>> begin

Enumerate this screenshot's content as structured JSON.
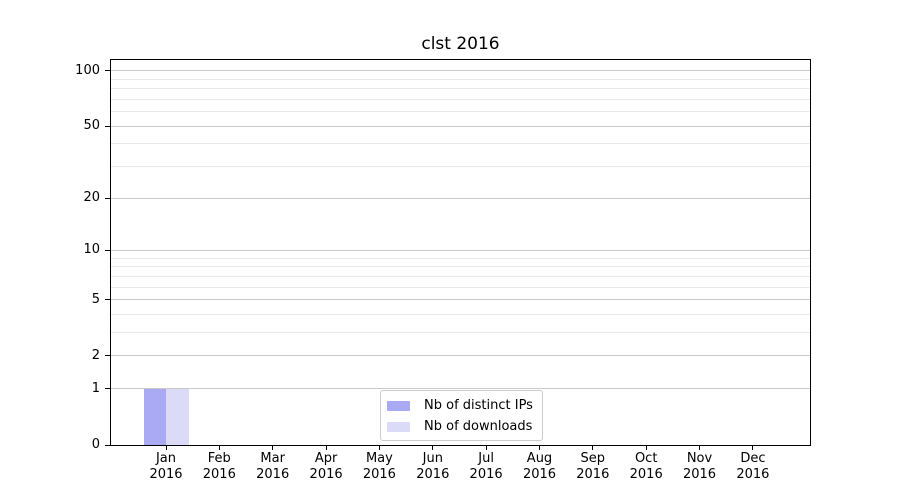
{
  "page": {
    "background": "#ffffff"
  },
  "chart_data": {
    "type": "bar",
    "title": "clst 2016",
    "categories": [
      "Jan 2016",
      "Feb 2016",
      "Mar 2016",
      "Apr 2016",
      "May 2016",
      "Jun 2016",
      "Jul 2016",
      "Aug 2016",
      "Sep 2016",
      "Oct 2016",
      "Nov 2016",
      "Dec 2016"
    ],
    "series": [
      {
        "name": "Nb of distinct IPs",
        "color": "#aaaaf4",
        "values": [
          1,
          0,
          0,
          0,
          0,
          0,
          0,
          0,
          0,
          0,
          0,
          0
        ]
      },
      {
        "name": "Nb of downloads",
        "color": "#dbdbf8",
        "values": [
          1,
          0,
          0,
          0,
          0,
          0,
          0,
          0,
          0,
          0,
          0,
          0
        ]
      }
    ],
    "xlabel": "",
    "ylabel": "",
    "y_scale": "log1p",
    "y_major_ticks": [
      0,
      1,
      2,
      5,
      10,
      20,
      50,
      100
    ],
    "y_minor_ticks": [
      3,
      4,
      6,
      7,
      8,
      9,
      30,
      40,
      60,
      70,
      80,
      90
    ],
    "ylim": [
      0,
      114
    ],
    "grid": "horizontal",
    "legend_position": "lower-center",
    "colors": {
      "major_grid": "#c9c9c9",
      "minor_grid": "#eaeaea",
      "spine": "#000000",
      "text": "#000000",
      "background": "#ffffff"
    }
  }
}
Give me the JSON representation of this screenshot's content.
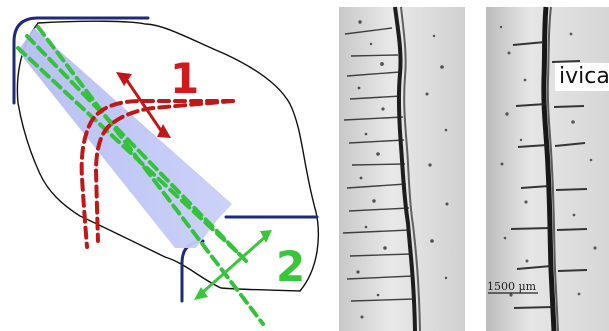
{
  "diagram": {
    "labels": {
      "one": "1",
      "two": "2"
    },
    "colors": {
      "outline": "#1f2a7a",
      "edge_fill": "#b7bff2",
      "red_dash": "#c01818",
      "green_dash": "#33c23a",
      "label_red": "#d4191c",
      "label_green": "#39c63b"
    }
  },
  "micrographs": {
    "left_panel": {
      "shade": "#d7d7d7"
    },
    "right_panel": {
      "shade": "#d9d9d9",
      "watermark": "ivica",
      "scale_bar": "1500 μm"
    }
  }
}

>> end

# [Task]
Only lines with the word "this" are wanted, so copy each one from the records.

# [Complete answer]
Enumerate this screenshot's content as structured JSON.
Give me the JSON representation of this screenshot's content.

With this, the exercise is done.